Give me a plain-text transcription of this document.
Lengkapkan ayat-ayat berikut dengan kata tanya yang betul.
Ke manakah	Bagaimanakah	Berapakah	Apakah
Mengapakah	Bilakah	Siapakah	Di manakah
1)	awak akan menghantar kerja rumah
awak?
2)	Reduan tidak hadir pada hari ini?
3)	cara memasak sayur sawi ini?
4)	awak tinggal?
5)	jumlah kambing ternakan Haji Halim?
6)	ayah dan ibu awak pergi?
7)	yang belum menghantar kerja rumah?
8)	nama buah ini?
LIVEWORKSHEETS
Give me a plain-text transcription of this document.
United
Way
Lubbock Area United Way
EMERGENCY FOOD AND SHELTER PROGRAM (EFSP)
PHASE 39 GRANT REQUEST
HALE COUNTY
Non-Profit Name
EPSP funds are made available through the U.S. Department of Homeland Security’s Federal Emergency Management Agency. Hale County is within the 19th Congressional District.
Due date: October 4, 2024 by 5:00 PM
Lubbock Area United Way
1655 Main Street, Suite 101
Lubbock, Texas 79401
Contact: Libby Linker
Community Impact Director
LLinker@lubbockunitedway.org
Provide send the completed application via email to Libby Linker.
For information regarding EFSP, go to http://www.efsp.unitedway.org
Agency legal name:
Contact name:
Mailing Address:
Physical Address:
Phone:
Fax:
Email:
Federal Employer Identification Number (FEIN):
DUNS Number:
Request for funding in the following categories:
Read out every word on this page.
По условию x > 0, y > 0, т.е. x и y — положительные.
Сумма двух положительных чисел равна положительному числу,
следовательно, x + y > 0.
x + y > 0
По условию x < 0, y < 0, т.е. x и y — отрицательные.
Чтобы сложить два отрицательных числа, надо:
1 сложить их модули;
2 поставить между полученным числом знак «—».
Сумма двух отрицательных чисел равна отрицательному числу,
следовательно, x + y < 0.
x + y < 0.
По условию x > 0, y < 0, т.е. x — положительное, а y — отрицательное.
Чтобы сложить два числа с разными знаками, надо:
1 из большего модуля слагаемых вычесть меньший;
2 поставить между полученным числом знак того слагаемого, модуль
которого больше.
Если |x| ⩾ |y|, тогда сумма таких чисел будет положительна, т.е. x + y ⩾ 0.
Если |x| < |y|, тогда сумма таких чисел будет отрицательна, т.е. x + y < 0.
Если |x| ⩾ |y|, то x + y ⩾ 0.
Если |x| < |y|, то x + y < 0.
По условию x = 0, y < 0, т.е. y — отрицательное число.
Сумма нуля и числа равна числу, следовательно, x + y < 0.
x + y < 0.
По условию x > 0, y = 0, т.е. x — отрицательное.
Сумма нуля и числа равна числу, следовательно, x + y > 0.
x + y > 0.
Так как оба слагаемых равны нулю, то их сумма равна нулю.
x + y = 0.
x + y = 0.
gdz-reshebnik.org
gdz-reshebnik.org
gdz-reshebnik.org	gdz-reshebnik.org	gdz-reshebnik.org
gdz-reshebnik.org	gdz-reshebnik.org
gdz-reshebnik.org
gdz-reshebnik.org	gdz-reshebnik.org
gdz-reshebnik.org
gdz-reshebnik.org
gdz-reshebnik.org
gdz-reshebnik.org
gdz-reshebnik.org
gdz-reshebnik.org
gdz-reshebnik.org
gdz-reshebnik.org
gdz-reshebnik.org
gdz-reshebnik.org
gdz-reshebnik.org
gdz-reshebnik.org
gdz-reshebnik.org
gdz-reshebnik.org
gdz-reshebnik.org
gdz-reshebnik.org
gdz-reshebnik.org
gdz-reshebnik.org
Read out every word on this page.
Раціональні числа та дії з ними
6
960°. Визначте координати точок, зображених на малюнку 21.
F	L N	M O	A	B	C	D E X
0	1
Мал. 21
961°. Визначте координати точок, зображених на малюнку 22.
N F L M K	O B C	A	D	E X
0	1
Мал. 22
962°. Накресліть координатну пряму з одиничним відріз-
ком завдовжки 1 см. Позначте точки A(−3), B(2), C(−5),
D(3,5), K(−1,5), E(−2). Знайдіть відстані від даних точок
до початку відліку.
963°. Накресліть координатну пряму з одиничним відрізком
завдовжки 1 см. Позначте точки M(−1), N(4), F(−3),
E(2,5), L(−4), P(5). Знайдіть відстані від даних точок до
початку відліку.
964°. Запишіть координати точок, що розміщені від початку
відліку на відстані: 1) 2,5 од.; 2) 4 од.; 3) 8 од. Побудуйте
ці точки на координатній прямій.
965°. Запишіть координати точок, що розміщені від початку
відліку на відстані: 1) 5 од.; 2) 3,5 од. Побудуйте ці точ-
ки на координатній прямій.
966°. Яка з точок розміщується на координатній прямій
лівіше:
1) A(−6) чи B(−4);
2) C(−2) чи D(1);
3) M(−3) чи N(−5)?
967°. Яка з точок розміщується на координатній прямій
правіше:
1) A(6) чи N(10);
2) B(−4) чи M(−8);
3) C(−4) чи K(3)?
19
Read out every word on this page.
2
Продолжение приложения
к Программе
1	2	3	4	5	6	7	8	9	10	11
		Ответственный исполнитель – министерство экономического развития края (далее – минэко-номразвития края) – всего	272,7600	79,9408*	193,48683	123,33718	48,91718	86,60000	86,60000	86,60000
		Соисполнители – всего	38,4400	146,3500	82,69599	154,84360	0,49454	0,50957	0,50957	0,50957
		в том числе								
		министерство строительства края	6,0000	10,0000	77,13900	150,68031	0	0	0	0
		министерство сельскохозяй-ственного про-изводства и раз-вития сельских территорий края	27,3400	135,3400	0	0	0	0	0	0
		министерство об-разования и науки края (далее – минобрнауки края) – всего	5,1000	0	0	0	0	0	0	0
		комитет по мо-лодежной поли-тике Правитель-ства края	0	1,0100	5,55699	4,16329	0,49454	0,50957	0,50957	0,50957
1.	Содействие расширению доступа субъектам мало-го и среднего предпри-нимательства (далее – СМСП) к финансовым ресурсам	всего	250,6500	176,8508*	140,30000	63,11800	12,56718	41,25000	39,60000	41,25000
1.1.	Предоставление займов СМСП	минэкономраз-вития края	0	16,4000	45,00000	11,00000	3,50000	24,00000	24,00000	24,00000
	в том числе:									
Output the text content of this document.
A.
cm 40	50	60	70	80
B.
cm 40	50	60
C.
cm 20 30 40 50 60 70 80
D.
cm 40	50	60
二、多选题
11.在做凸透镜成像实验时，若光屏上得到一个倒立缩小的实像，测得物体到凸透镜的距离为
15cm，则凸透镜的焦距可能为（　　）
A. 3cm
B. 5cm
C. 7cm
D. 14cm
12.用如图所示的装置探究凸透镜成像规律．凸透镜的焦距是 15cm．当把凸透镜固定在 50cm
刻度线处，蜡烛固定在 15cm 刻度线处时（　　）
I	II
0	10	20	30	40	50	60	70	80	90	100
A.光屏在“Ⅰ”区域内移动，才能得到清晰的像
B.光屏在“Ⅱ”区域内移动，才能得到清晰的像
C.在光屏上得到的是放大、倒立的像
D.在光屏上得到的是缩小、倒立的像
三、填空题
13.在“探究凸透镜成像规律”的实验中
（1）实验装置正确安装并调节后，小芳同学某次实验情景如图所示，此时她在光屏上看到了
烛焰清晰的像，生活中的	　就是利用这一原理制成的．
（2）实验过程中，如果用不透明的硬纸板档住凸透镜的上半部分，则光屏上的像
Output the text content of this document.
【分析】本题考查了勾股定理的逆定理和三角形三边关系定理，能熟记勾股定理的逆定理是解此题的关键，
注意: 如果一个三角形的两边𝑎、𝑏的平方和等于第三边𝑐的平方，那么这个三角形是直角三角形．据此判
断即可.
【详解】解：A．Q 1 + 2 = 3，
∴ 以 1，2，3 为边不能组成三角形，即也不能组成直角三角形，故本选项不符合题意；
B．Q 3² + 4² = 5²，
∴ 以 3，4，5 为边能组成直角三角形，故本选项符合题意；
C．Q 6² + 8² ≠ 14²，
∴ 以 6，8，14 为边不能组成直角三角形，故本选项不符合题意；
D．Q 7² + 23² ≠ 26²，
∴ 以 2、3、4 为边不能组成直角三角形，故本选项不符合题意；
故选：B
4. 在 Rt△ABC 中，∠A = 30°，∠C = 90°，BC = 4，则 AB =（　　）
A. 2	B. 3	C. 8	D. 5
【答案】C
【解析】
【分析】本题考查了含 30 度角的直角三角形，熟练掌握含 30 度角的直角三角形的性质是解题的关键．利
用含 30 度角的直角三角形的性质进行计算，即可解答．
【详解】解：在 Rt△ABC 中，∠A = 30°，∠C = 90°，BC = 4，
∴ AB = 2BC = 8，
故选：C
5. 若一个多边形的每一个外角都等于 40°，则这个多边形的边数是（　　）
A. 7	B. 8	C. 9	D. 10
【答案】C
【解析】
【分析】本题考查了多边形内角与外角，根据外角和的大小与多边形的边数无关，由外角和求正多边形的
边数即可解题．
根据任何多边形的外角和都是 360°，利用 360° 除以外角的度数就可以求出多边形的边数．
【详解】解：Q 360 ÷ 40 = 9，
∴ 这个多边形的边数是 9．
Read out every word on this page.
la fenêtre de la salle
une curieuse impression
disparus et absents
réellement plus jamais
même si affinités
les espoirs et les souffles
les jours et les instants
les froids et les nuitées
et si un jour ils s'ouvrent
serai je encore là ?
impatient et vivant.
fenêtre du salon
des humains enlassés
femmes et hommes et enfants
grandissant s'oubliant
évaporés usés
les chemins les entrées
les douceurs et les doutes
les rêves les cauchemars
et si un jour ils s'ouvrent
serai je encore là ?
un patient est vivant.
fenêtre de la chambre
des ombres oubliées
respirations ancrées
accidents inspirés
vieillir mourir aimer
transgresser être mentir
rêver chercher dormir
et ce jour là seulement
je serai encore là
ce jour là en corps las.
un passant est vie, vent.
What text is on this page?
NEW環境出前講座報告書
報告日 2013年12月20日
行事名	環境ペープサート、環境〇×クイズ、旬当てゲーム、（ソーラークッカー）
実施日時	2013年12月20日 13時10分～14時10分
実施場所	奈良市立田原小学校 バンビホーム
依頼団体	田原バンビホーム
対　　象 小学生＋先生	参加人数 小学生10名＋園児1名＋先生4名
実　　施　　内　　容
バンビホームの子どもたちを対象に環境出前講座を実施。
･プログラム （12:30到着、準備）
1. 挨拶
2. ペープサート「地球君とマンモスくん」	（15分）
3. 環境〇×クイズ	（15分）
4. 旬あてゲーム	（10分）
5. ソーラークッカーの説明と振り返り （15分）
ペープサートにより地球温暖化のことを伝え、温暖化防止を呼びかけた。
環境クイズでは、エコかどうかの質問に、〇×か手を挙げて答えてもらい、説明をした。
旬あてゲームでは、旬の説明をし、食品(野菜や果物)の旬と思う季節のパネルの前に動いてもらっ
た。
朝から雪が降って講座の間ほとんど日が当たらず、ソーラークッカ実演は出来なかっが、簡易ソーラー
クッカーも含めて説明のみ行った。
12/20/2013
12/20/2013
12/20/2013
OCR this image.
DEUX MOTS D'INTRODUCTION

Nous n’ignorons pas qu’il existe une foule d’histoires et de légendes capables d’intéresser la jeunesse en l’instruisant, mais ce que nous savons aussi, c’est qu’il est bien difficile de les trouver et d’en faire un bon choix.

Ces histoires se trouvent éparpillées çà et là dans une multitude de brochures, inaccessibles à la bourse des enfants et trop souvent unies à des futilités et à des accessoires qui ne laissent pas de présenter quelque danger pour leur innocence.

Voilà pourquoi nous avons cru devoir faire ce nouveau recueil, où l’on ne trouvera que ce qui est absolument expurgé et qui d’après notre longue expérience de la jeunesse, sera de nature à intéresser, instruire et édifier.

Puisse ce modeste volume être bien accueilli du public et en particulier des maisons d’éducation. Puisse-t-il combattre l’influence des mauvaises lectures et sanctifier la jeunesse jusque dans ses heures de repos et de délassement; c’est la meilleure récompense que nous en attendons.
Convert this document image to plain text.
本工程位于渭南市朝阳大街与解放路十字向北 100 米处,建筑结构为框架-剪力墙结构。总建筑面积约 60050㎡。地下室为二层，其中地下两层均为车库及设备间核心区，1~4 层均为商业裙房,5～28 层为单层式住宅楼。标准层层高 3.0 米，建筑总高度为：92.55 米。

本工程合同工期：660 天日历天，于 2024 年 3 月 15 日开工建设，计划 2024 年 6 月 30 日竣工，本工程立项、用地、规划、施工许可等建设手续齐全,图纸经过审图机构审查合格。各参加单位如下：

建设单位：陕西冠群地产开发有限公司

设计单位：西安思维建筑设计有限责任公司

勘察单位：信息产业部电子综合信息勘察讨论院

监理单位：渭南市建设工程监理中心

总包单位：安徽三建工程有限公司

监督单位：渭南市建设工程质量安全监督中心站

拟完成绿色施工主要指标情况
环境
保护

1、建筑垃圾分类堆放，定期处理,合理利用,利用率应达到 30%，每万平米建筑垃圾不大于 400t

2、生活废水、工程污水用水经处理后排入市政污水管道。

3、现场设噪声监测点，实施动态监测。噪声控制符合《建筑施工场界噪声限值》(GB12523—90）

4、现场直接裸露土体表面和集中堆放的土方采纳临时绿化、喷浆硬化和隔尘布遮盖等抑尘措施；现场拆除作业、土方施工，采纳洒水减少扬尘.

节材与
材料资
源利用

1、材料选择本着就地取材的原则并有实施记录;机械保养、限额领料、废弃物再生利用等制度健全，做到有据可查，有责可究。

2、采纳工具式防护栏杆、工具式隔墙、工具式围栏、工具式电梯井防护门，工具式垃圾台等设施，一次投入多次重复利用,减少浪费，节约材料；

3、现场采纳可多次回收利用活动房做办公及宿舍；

* * *

[Directions]: Of the lines in the entries, how many include the word "початку"? State only the number.

[Solution to the exercise]: 4